_GOAL_. Do not include the pictures; repeat the rest of the data exactly.

Stored data entries
● ● ● ● ●
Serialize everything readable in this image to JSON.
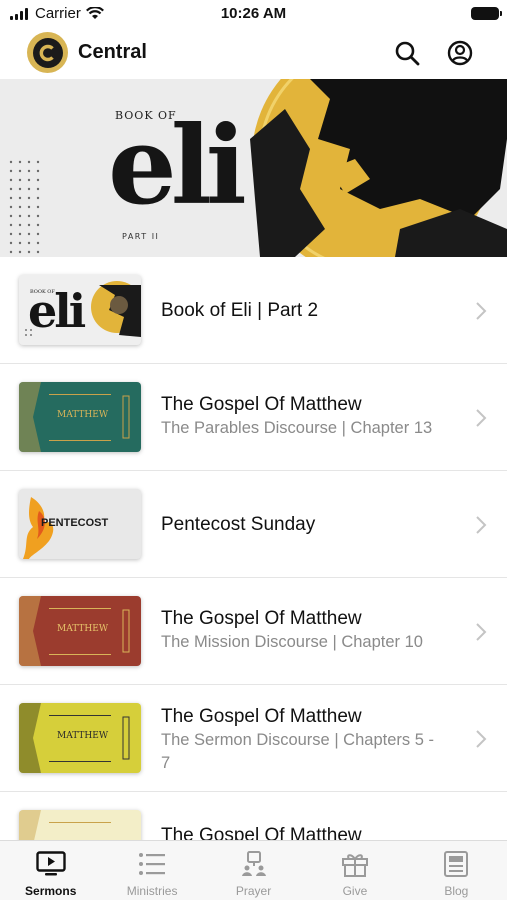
{
  "status_bar": {
    "carrier": "Carrier",
    "time": "10:26 AM"
  },
  "header": {
    "title": "Central"
  },
  "hero": {
    "text_top": "BOOK OF",
    "text_main": "eli",
    "text_part": "PART II"
  },
  "sermons": [
    {
      "title": "Book of Eli | Part 2",
      "subtitle": ""
    },
    {
      "title": "The Gospel Of Matthew",
      "subtitle": "The Parables Discourse | Chapter 13"
    },
    {
      "title": "Pentecost Sunday",
      "subtitle": ""
    },
    {
      "title": "The Gospel Of Matthew",
      "subtitle": "The Mission Discourse | Chapter 10"
    },
    {
      "title": "The Gospel Of Matthew",
      "subtitle": "The Sermon Discourse | Chapters 5 - 7"
    },
    {
      "title": "The Gospel Of Matthew",
      "subtitle": ""
    }
  ],
  "thumbs": {
    "eli_text": "eli",
    "eli_top": "BOOK OF",
    "pentecost_text": "PENTECOST",
    "matthew_text": "MATTHEW"
  },
  "tabs": [
    {
      "label": "Sermons",
      "icon": "tv-play-icon",
      "active": true
    },
    {
      "label": "Ministries",
      "icon": "list-icon",
      "active": false
    },
    {
      "label": "Prayer",
      "icon": "prayer-icon",
      "active": false
    },
    {
      "label": "Give",
      "icon": "gift-icon",
      "active": false
    },
    {
      "label": "Blog",
      "icon": "newspaper-icon",
      "active": false
    }
  ],
  "colors": {
    "accent_gold": "#d8b554",
    "teal": "#256b5f",
    "red": "#9b3c2e",
    "yellow": "#d6cf3a"
  }
}
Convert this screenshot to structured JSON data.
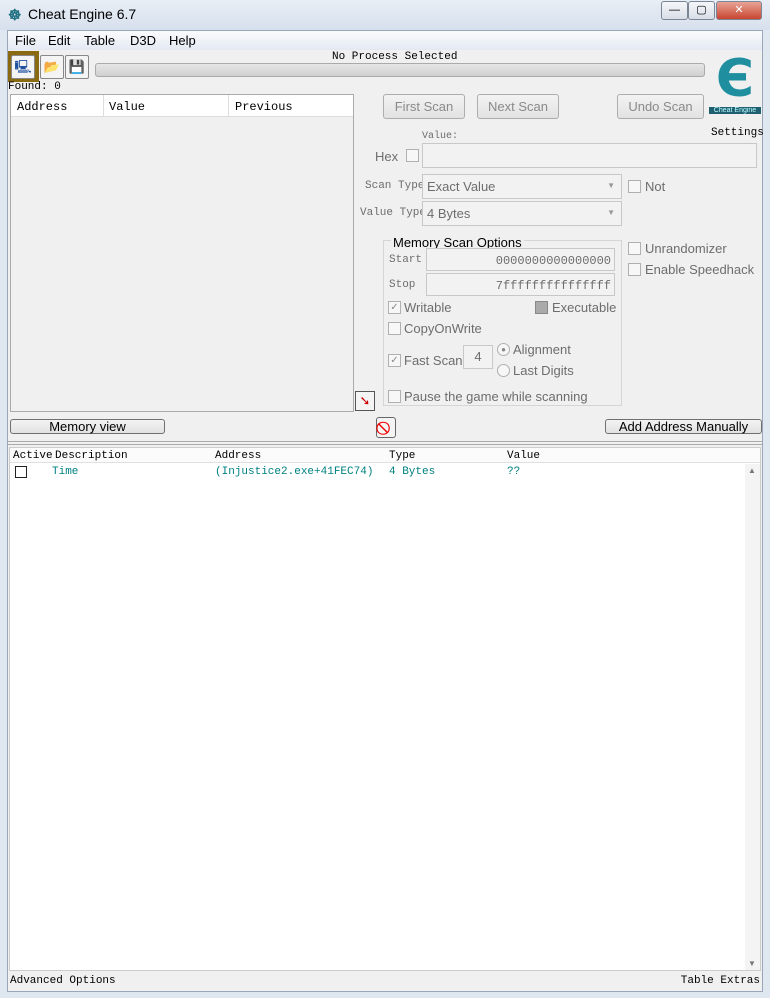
{
  "window": {
    "title": "Cheat Engine 6.7",
    "minimize": "—",
    "maximize": "▢",
    "close": "✕"
  },
  "menu": [
    "File",
    "Edit",
    "Table",
    "D3D",
    "Help"
  ],
  "toolbar": {
    "process_icon": "computer-search-icon",
    "open_icon": "folder-open-icon",
    "save_icon": "floppy-disk-icon"
  },
  "process_label": "No Process Selected",
  "found": "Found: 0",
  "results_columns": [
    "Address",
    "Value",
    "Previous"
  ],
  "scan": {
    "first_scan": "First Scan",
    "next_scan": "Next Scan",
    "undo_scan": "Undo Scan",
    "settings": "Settings",
    "logo_text": "Cheat Engine",
    "value_label": "Value:",
    "hex_label": "Hex",
    "value": "",
    "scan_type_label": "Scan Type",
    "scan_type": "Exact Value",
    "not_label": "Not",
    "value_type_label": "Value Type",
    "value_type": "4 Bytes",
    "memory_options": {
      "title": "Memory Scan Options",
      "start_label": "Start",
      "start": "0000000000000000",
      "stop_label": "Stop",
      "stop": "7fffffffffffffff",
      "writable": "Writable",
      "executable": "Executable",
      "copyonwrite": "CopyOnWrite",
      "fast_scan": "Fast Scan",
      "fast_scan_value": "4",
      "alignment": "Alignment",
      "last_digits": "Last Digits",
      "pause": "Pause the game while scanning"
    },
    "unrandomizer": "Unrandomizer",
    "speedhack": "Enable Speedhack"
  },
  "memory_view": "Memory view",
  "add_address": "Add Address Manually",
  "table": {
    "columns": [
      "Active",
      "Description",
      "Address",
      "Type",
      "Value"
    ],
    "rows": [
      {
        "active": false,
        "description": "Time",
        "address": "(Injustice2.exe+41FEC74)",
        "type": "4 Bytes",
        "value": "??"
      }
    ]
  },
  "footer": {
    "left": "Advanced Options",
    "right": "Table Extras"
  },
  "colors": {
    "entry_text": "#008080",
    "logo": "#1f8fa0"
  }
}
● ● ● ● ●
_THE COMPLETED TASK_.
Serialize everything readable in this image to JSON.
{
  "status_bar": {
    "carrier": "Carrier",
    "time": "10:26 AM"
  },
  "header": {
    "title": "Central"
  },
  "hero": {
    "text_top": "BOOK OF",
    "text_main": "eli",
    "text_part": "PART II"
  },
  "sermons": [
    {
      "title": "Book of Eli | Part 2",
      "subtitle": ""
    },
    {
      "title": "The Gospel Of Matthew",
      "subtitle": "The Parables Discourse | Chapter 13"
    },
    {
      "title": "Pentecost Sunday",
      "subtitle": ""
    },
    {
      "title": "The Gospel Of Matthew",
      "subtitle": "The Mission Discourse | Chapter 10"
    },
    {
      "title": "The Gospel Of Matthew",
      "subtitle": "The Sermon Discourse | Chapters 5 - 7"
    },
    {
      "title": "The Gospel Of Matthew",
      "subtitle": ""
    }
  ],
  "thumbs": {
    "eli_text": "eli",
    "eli_top": "BOOK OF",
    "pentecost_text": "PENTECOST",
    "matthew_text": "MATTHEW"
  },
  "tabs": [
    {
      "label": "Sermons",
      "icon": "tv-play-icon",
      "active": true
    },
    {
      "label": "Ministries",
      "icon": "list-icon",
      "active": false
    },
    {
      "label": "Prayer",
      "icon": "prayer-icon",
      "active": false
    },
    {
      "label": "Give",
      "icon": "gift-icon",
      "active": false
    },
    {
      "label": "Blog",
      "icon": "newspaper-icon",
      "active": false
    }
  ],
  "colors": {
    "accent_gold": "#d8b554",
    "teal": "#256b5f",
    "red": "#9b3c2e",
    "yellow": "#d6cf3a"
  }
}
Convert this screenshot to structured JSON data.
{
  "window": {
    "title": "Cheat Engine 6.7",
    "minimize": "—",
    "maximize": "▢",
    "close": "✕"
  },
  "menu": [
    "File",
    "Edit",
    "Table",
    "D3D",
    "Help"
  ],
  "toolbar": {
    "process_icon": "computer-search-icon",
    "open_icon": "folder-open-icon",
    "save_icon": "floppy-disk-icon"
  },
  "process_label": "No Process Selected",
  "found": "Found: 0",
  "results_columns": [
    "Address",
    "Value",
    "Previous"
  ],
  "scan": {
    "first_scan": "First Scan",
    "next_scan": "Next Scan",
    "undo_scan": "Undo Scan",
    "settings": "Settings",
    "logo_text": "Cheat Engine",
    "value_label": "Value:",
    "hex_label": "Hex",
    "value": "",
    "scan_type_label": "Scan Type",
    "scan_type": "Exact Value",
    "not_label": "Not",
    "value_type_label": "Value Type",
    "value_type": "4 Bytes",
    "memory_options": {
      "title": "Memory Scan Options",
      "start_label": "Start",
      "start": "0000000000000000",
      "stop_label": "Stop",
      "stop": "7fffffffffffffff",
      "writable": "Writable",
      "executable": "Executable",
      "copyonwrite": "CopyOnWrite",
      "fast_scan": "Fast Scan",
      "fast_scan_value": "4",
      "alignment": "Alignment",
      "last_digits": "Last Digits",
      "pause": "Pause the game while scanning"
    },
    "unrandomizer": "Unrandomizer",
    "speedhack": "Enable Speedhack"
  },
  "memory_view": "Memory view",
  "add_address": "Add Address Manually",
  "table": {
    "columns": [
      "Active",
      "Description",
      "Address",
      "Type",
      "Value"
    ],
    "rows": [
      {
        "active": false,
        "description": "Time",
        "address": "(Injustice2.exe+41FEC74)",
        "type": "4 Bytes",
        "value": "??"
      }
    ]
  },
  "footer": {
    "left": "Advanced Options",
    "right": "Table Extras"
  },
  "colors": {
    "entry_text": "#008080",
    "logo": "#1f8fa0"
  }
}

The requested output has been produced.